WHAT IS NEEDED:
Quote the whole listing exactly. Leave the pictures out of your copy.

DATA SHOWN:

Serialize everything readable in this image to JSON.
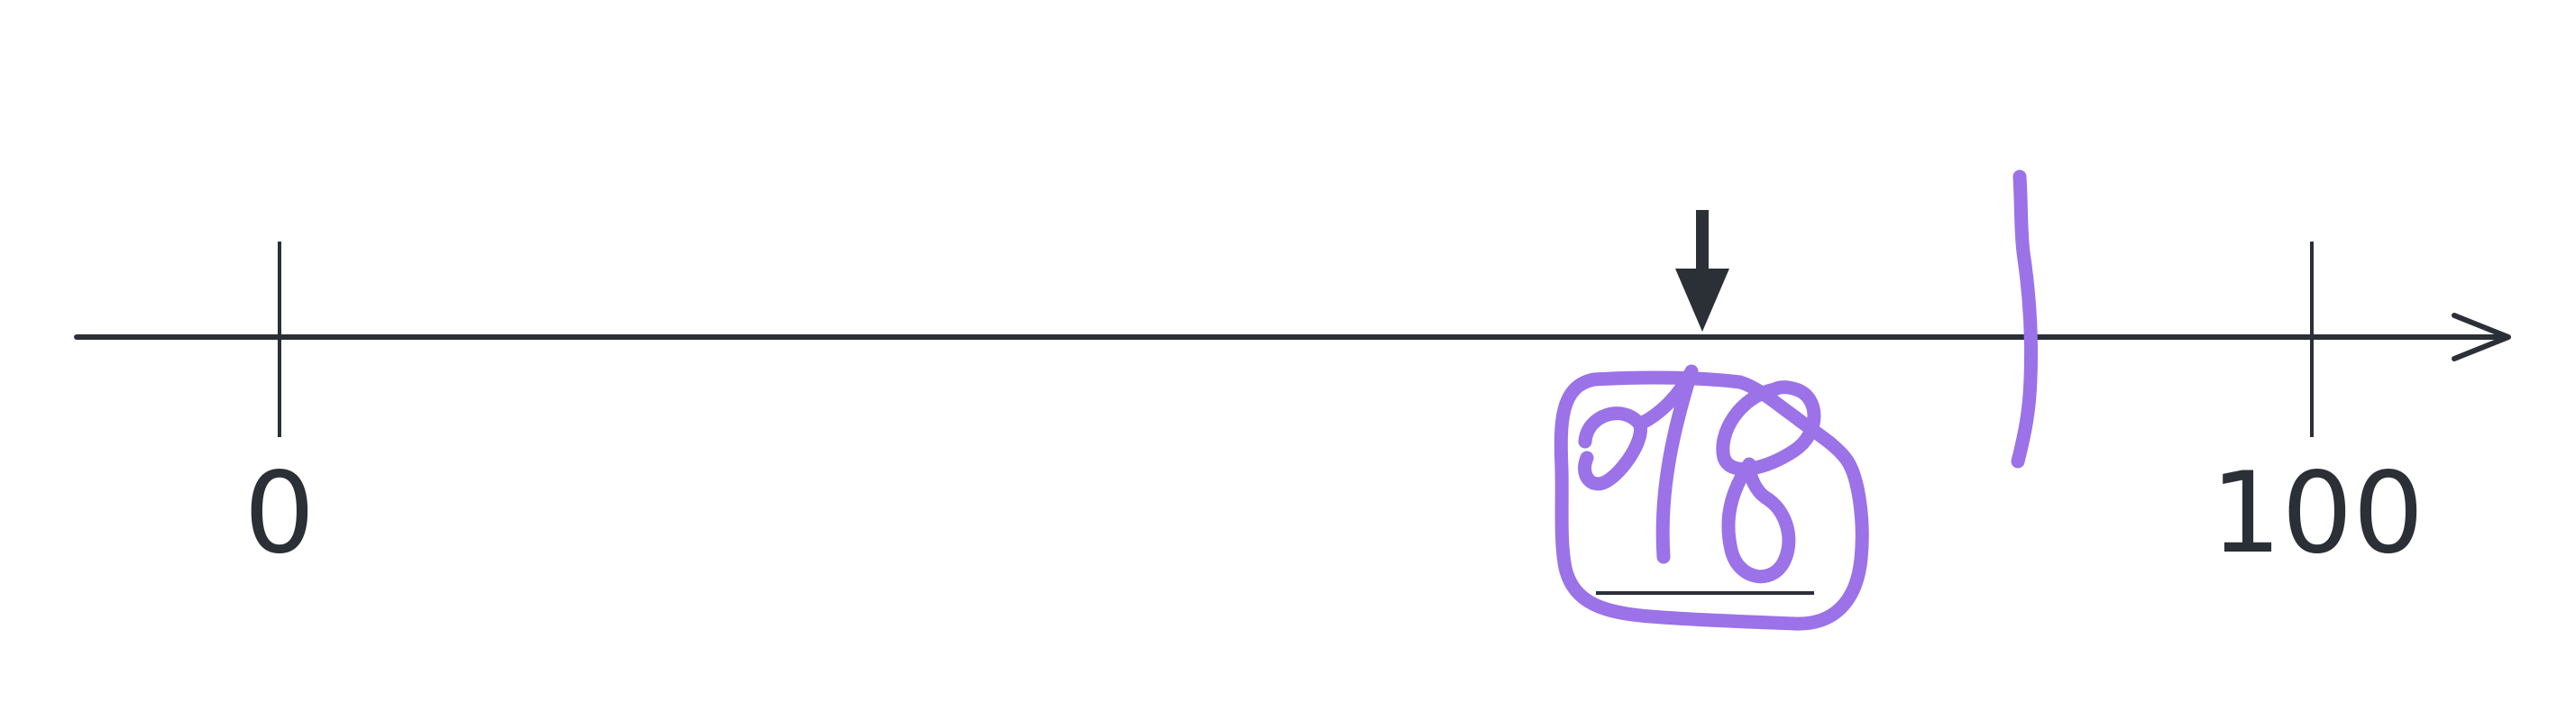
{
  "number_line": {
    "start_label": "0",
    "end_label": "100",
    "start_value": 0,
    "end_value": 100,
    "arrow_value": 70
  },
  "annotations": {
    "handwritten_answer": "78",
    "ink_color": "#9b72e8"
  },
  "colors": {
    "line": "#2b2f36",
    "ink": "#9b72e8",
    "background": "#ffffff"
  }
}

SOLVED EXERCISE:
Serialize everything readable in this image to JSON.
{
  "number_line": {
    "start_label": "0",
    "end_label": "100",
    "start_value": 0,
    "end_value": 100,
    "arrow_value": 70
  },
  "annotations": {
    "handwritten_answer": "78",
    "ink_color": "#9b72e8"
  },
  "colors": {
    "line": "#2b2f36",
    "ink": "#9b72e8",
    "background": "#ffffff"
  }
}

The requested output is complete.